▶ _Source document_:
----------------

However I don't see a reason why binary/text behavior couldn't be
polymorphic between the two, given that BufferedExternalStreams have the
binary flag as well. I'll poke around some more and probably create an
AR for this issue. I'll post the details here.

Is there any other functionality that you see missing from the bare
external stream ?

Thanks for reporting this.

Martin

Ladislav Lenart wrote:

> Hi,
>
> I've run into the strange issue with encoded streams. Let's suppose I
> have the following two streams:
>
>    stream1 := ('file' asFilename withEncoding: #'iso8859-2') writeStream.
>    stream2 := ('file' asFilename withEncoding: #'ms_cp_1252') writeStream.
>
> The problem is that stream1 is
>
>    EncodedStream on: ExternalWriteStream
>
> but stream2 is just
>
>    ExternalWriteStream.
>
> My problem is that with stream1 I can freely change between #binary and
> #text during writing a file. But I can not do this with stream2, because
> after the first #binary it forgets its encoding (#'ms_cp_1252') and
> sending #text to it makes the stream internally encoded using _platfom
> default encoding_ (which in my case is #'iso8859-1').
>
> The cause of all this seems to be in
> EncodedStreamConstructor>>addEncodingTo: method, namely the second part
> of the condition:
>
>    ((encoder isMemberOf: ByteStreamEncoder) and: [encoder encoder
> definitionClass notNil]).

----------------

▶ _Given records_:

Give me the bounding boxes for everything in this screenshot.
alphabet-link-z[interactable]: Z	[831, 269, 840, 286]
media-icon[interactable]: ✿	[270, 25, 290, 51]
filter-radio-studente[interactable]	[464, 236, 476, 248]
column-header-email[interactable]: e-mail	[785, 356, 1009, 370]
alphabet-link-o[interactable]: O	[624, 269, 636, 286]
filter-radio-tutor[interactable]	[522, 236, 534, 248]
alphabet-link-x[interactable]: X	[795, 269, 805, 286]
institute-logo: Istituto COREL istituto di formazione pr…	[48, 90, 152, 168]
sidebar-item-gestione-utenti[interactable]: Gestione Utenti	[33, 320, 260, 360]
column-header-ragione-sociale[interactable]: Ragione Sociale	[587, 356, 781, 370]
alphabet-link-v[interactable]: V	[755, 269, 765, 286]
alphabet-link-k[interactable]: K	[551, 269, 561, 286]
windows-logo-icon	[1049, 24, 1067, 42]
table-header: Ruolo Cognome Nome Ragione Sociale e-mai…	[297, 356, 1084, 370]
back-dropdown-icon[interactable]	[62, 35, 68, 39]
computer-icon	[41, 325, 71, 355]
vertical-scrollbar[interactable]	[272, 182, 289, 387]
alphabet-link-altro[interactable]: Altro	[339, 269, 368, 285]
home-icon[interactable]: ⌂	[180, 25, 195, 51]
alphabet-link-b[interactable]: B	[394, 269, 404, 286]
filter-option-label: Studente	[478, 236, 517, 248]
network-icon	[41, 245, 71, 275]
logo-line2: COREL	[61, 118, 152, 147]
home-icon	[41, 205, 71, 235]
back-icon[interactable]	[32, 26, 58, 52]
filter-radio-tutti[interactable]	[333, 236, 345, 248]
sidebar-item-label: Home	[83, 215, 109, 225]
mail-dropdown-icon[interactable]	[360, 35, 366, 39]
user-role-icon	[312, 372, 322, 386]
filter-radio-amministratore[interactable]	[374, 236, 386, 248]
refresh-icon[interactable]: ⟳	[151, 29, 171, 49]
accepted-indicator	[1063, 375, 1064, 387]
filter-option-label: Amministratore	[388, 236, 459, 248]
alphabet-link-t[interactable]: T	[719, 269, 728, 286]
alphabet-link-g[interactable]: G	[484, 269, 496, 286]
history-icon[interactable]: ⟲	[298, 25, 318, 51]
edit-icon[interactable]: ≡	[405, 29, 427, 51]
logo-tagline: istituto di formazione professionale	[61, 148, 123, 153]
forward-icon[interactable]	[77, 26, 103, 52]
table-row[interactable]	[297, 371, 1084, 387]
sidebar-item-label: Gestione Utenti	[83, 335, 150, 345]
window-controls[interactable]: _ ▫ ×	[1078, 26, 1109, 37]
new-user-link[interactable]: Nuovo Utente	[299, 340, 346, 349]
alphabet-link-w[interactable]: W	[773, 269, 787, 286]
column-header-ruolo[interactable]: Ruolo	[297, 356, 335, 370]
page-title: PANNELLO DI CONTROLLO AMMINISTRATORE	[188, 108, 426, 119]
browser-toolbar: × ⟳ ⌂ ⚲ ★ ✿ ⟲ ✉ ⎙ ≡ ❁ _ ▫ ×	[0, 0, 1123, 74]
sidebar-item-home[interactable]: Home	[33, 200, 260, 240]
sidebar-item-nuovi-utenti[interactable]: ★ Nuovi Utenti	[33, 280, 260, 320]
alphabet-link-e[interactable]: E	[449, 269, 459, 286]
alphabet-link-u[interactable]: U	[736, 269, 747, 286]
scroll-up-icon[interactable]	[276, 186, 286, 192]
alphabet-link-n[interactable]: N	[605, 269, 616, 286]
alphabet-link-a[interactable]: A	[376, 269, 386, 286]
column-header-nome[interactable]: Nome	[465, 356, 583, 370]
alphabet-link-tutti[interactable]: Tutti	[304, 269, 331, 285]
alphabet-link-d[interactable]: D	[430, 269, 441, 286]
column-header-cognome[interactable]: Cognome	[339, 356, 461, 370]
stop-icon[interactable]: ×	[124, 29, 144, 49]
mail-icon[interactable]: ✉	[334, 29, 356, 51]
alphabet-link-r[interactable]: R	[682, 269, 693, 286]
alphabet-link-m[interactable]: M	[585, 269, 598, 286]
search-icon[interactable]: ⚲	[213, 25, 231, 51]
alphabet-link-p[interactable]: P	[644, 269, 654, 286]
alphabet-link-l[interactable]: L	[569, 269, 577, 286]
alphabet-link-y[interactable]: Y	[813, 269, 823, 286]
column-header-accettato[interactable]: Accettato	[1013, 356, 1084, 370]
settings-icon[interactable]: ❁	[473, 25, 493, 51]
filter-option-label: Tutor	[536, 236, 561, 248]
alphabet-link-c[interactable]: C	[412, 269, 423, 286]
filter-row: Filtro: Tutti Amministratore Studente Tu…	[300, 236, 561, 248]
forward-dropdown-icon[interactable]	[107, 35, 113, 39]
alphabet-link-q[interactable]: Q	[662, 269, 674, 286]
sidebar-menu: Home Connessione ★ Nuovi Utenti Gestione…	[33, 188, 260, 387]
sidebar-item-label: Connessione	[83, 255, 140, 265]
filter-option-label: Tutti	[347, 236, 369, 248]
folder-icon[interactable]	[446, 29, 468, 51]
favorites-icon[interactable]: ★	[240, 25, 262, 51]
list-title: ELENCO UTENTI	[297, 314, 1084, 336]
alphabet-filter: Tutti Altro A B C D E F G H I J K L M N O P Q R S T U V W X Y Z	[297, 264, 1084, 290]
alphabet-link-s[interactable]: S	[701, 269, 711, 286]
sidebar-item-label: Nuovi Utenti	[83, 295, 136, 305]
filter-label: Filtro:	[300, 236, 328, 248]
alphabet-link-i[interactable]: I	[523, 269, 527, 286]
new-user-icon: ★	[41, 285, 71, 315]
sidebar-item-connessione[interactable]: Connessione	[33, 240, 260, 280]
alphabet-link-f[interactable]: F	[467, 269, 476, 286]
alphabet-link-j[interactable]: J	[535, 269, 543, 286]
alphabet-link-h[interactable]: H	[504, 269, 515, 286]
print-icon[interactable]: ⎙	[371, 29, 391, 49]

----------------

▶ _Work to complete_: In the forum thread, why can't stream2 switch between #binary and #text during writing as stream1 can?

▶ _Correct response_: After the first #binary, stream2 forgets its #'ms_cp_1252' encoding. Sending #text then leaves it internally encoded with the platform default encoding, which for the poster is #'iso8859-1'.